■ Problem details
Below is a block of records; repeat all of them exactly.

■ Dataset content
----------

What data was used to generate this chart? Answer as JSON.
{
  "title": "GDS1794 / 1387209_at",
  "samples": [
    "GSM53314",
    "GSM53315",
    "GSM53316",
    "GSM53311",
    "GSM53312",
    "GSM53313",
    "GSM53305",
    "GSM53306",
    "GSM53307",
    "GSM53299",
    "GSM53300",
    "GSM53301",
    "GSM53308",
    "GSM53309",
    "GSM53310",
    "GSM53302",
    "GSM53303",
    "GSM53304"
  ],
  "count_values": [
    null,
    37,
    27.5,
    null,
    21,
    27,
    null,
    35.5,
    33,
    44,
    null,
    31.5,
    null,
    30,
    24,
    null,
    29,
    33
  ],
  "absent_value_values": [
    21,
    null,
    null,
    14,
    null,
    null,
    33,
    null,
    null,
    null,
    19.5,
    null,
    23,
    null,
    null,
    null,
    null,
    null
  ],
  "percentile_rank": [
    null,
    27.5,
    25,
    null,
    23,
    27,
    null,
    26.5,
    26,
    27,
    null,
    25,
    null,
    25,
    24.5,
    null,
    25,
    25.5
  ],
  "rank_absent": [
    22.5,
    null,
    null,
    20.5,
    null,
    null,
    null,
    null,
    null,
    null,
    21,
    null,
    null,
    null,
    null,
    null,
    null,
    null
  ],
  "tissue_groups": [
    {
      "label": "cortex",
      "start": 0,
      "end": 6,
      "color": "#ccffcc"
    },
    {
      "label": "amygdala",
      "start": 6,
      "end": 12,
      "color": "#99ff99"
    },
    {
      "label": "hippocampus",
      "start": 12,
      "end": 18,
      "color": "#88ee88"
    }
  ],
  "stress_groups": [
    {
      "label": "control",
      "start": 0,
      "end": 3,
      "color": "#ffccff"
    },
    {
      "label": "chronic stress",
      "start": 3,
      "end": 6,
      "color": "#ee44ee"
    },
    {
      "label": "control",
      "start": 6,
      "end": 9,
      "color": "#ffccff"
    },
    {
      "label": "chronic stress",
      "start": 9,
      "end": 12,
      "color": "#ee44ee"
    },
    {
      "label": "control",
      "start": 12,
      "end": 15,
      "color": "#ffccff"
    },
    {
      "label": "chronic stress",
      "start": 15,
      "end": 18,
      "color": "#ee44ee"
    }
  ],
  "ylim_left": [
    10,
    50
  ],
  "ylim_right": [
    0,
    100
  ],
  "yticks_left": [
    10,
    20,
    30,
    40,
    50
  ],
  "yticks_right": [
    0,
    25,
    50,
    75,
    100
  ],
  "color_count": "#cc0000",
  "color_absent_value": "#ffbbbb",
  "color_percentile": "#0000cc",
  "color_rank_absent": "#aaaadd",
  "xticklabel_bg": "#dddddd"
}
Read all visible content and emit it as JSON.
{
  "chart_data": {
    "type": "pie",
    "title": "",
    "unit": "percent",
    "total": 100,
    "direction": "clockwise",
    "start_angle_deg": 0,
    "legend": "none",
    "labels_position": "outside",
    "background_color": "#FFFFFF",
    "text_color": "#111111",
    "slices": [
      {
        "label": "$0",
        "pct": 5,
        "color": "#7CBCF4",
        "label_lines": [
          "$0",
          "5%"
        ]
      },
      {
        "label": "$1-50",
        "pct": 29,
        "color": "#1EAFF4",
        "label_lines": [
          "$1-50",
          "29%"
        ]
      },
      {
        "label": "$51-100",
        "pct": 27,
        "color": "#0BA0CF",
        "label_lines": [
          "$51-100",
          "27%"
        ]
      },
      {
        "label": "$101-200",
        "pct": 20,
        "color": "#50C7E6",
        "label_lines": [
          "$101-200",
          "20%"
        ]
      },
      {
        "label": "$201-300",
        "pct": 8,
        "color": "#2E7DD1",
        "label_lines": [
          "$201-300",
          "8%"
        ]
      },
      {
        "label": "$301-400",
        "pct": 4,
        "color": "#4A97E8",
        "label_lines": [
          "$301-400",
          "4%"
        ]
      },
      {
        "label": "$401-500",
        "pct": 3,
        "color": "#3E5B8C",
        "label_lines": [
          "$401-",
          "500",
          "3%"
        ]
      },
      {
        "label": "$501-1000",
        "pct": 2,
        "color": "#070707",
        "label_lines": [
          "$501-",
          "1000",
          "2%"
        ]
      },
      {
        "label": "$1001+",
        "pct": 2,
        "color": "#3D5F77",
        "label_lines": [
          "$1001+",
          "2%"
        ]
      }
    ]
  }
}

----------

■ Solved exercise
What data was used to generate this chart? Answer as JSON.
{
  "title": "GDS1794 / 1387209_at",
  "samples": [
    "GSM53314",
    "GSM53315",
    "GSM53316",
    "GSM53311",
    "GSM53312",
    "GSM53313",
    "GSM53305",
    "GSM53306",
    "GSM53307",
    "GSM53299",
    "GSM53300",
    "GSM53301",
    "GSM53308",
    "GSM53309",
    "GSM53310",
    "GSM53302",
    "GSM53303",
    "GSM53304"
  ],
  "count_values": [
    null,
    37,
    27.5,
    null,
    21,
    27,
    null,
    35.5,
    33,
    44,
    null,
    31.5,
    null,
    30,
    24,
    null,
    29,
    33
  ],
  "absent_value_values": [
    21,
    null,
    null,
    14,
    null,
    null,
    33,
    null,
    null,
    null,
    19.5,
    null,
    23,
    null,
    null,
    null,
    null,
    null
  ],
  "percentile_rank": [
    null,
    27.5,
    25,
    null,
    23,
    27,
    null,
    26.5,
    26,
    27,
    null,
    25,
    null,
    25,
    24.5,
    null,
    25,
    25.5
  ],
  "rank_absent": [
    22.5,
    null,
    null,
    20.5,
    null,
    null,
    null,
    null,
    null,
    null,
    21,
    null,
    null,
    null,
    null,
    null,
    null,
    null
  ],
  "tissue_groups": [
    {
      "label": "cortex",
      "start": 0,
      "end": 6,
      "color": "#ccffcc"
    },
    {
      "label": "amygdala",
      "start": 6,
      "end": 12,
      "color": "#99ff99"
    },
    {
      "label": "hippocampus",
      "start": 12,
      "end": 18,
      "color": "#88ee88"
    }
  ],
  "stress_groups": [
    {
      "label": "control",
      "start": 0,
      "end": 3,
      "color": "#ffccff"
    },
    {
      "label": "chronic stress",
      "start": 3,
      "end": 6,
      "color": "#ee44ee"
    },
    {
      "label": "control",
      "start": 6,
      "end": 9,
      "color": "#ffccff"
    },
    {
      "label": "chronic stress",
      "start": 9,
      "end": 12,
      "color": "#ee44ee"
    },
    {
      "label": "control",
      "start": 12,
      "end": 15,
      "color": "#ffccff"
    },
    {
      "label": "chronic stress",
      "start": 15,
      "end": 18,
      "color": "#ee44ee"
    }
  ],
  "ylim_left": [
    10,
    50
  ],
  "ylim_right": [
    0,
    100
  ],
  "yticks_left": [
    10,
    20,
    30,
    40,
    50
  ],
  "yticks_right": [
    0,
    25,
    50,
    75,
    100
  ],
  "color_count": "#cc0000",
  "color_absent_value": "#ffbbbb",
  "color_percentile": "#0000cc",
  "color_rank_absent": "#aaaadd",
  "xticklabel_bg": "#dddddd"
}
Read all visible content and emit it as JSON.
{
  "chart_data": {
    "type": "pie",
    "title": "",
    "unit": "percent",
    "total": 100,
    "direction": "clockwise",
    "start_angle_deg": 0,
    "legend": "none",
    "labels_position": "outside",
    "background_color": "#FFFFFF",
    "text_color": "#111111",
    "slices": [
      {
        "label": "$0",
        "pct": 5,
        "color": "#7CBCF4",
        "label_lines": [
          "$0",
          "5%"
        ]
      },
      {
        "label": "$1-50",
        "pct": 29,
        "color": "#1EAFF4",
        "label_lines": [
          "$1-50",
          "29%"
        ]
      },
      {
        "label": "$51-100",
        "pct": 27,
        "color": "#0BA0CF",
        "label_lines": [
          "$51-100",
          "27%"
        ]
      },
      {
        "label": "$101-200",
        "pct": 20,
        "color": "#50C7E6",
        "label_lines": [
          "$101-200",
          "20%"
        ]
      },
      {
        "label": "$201-300",
        "pct": 8,
        "color": "#2E7DD1",
        "label_lines": [
          "$201-300",
          "8%"
        ]
      },
      {
        "label": "$301-400",
        "pct": 4,
        "color": "#4A97E8",
        "label_lines": [
          "$301-400",
          "4%"
        ]
      },
      {
        "label": "$401-500",
        "pct": 3,
        "color": "#3E5B8C",
        "label_lines": [
          "$401-",
          "500",
          "3%"
        ]
      },
      {
        "label": "$501-1000",
        "pct": 2,
        "color": "#070707",
        "label_lines": [
          "$501-",
          "1000",
          "2%"
        ]
      },
      {
        "label": "$1001+",
        "pct": 2,
        "color": "#3D5F77",
        "label_lines": [
          "$1001+",
          "2%"
        ]
      }
    ]
  }
}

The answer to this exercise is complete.